*REQUEST:*
Below is a listing to write out in full, exactly as given, without its pictures.

*INFORMATION GIVEN:*
Begin

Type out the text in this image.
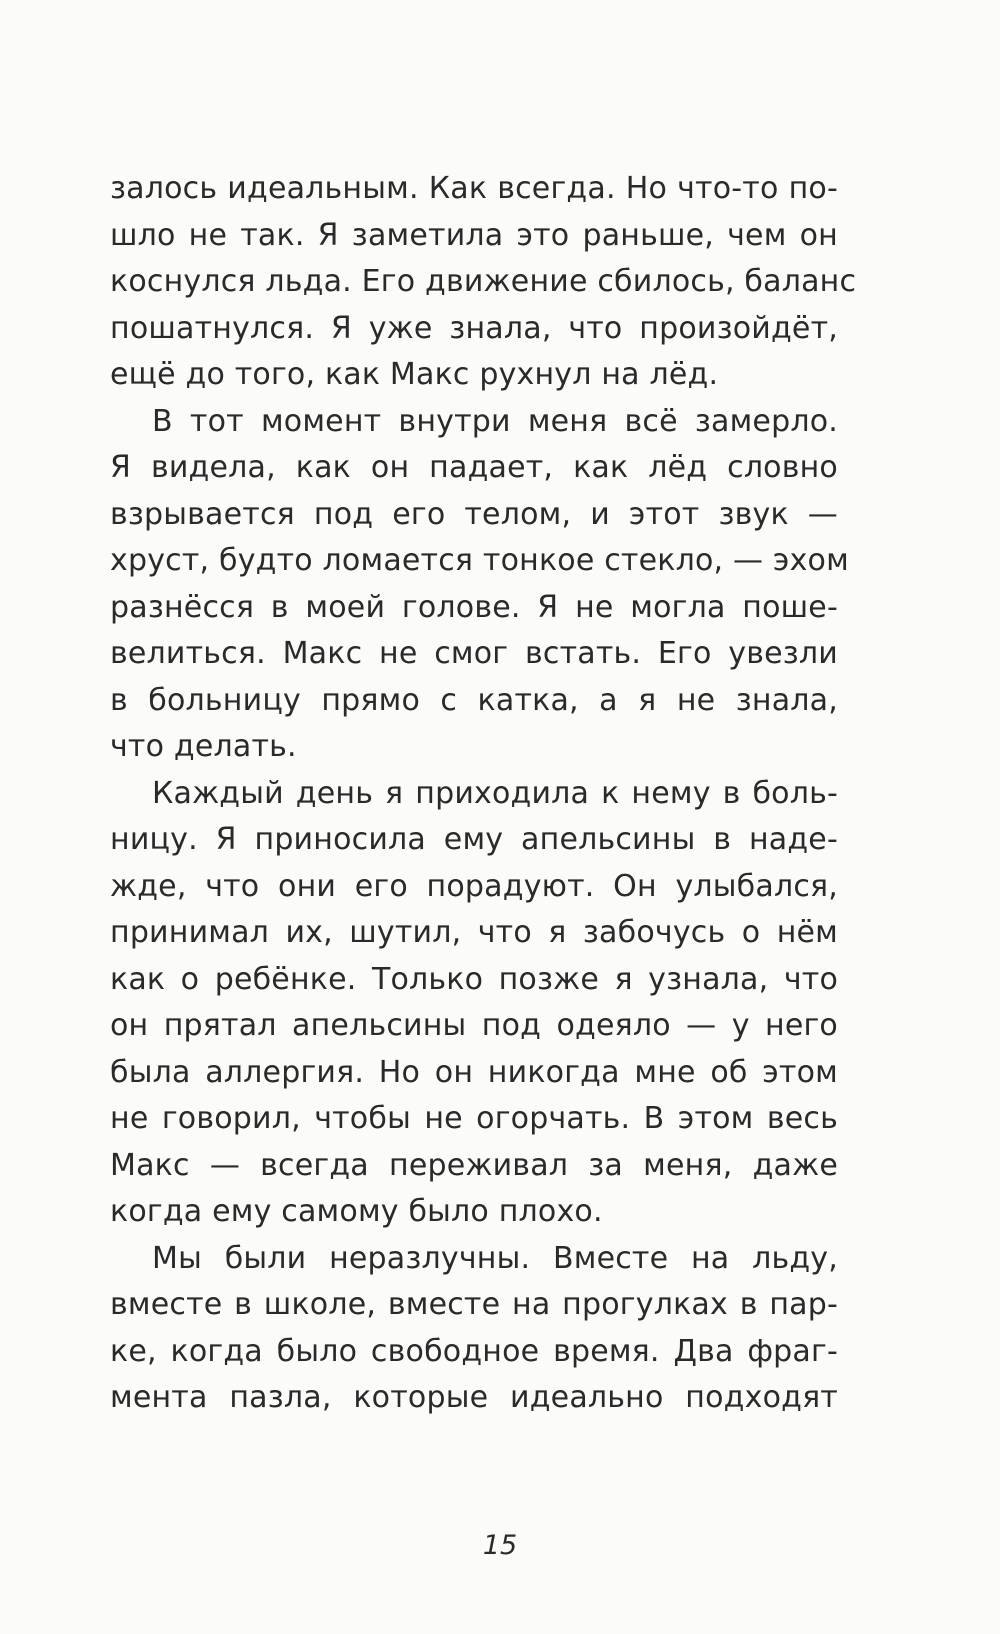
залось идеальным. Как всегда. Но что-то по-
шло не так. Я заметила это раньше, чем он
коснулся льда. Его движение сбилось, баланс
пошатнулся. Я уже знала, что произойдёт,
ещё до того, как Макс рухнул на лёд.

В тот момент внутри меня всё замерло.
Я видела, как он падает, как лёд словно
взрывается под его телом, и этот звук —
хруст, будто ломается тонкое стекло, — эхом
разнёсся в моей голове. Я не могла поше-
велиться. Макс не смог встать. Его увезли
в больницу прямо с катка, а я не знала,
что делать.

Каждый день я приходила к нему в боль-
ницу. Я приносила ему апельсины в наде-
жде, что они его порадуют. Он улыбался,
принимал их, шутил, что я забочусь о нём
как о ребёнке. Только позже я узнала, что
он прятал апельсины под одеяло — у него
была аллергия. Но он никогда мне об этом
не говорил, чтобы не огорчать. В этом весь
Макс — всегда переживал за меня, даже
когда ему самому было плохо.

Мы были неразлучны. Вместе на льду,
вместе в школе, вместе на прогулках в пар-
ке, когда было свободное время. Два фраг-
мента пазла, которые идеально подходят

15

End

*RESPONSE TO THIS EXERCISE:*
Type out the text in this image.
залось идеальным. Как всегда. Но что-то по-
шло не так. Я заметила это раньше, чем он
коснулся льда. Его движение сбилось, баланс
пошатнулся. Я уже знала, что произойдёт,
ещё до того, как Макс рухнул на лёд.

В тот момент внутри меня всё замерло.
Я видела, как он падает, как лёд словно
взрывается под его телом, и этот звук —
хруст, будто ломается тонкое стекло, — эхом
разнёсся в моей голове. Я не могла поше-
велиться. Макс не смог встать. Его увезли
в больницу прямо с катка, а я не знала,
что делать.

Каждый день я приходила к нему в боль-
ницу. Я приносила ему апельсины в наде-
жде, что они его порадуют. Он улыбался,
принимал их, шутил, что я забочусь о нём
как о ребёнке. Только позже я узнала, что
он прятал апельсины под одеяло — у него
была аллергия. Но он никогда мне об этом
не говорил, чтобы не огорчать. В этом весь
Макс — всегда переживал за меня, даже
когда ему самому было плохо.

Мы были неразлучны. Вместе на льду,
вместе в школе, вместе на прогулках в пар-
ке, когда было свободное время. Два фраг-
мента пазла, которые идеально подходят

15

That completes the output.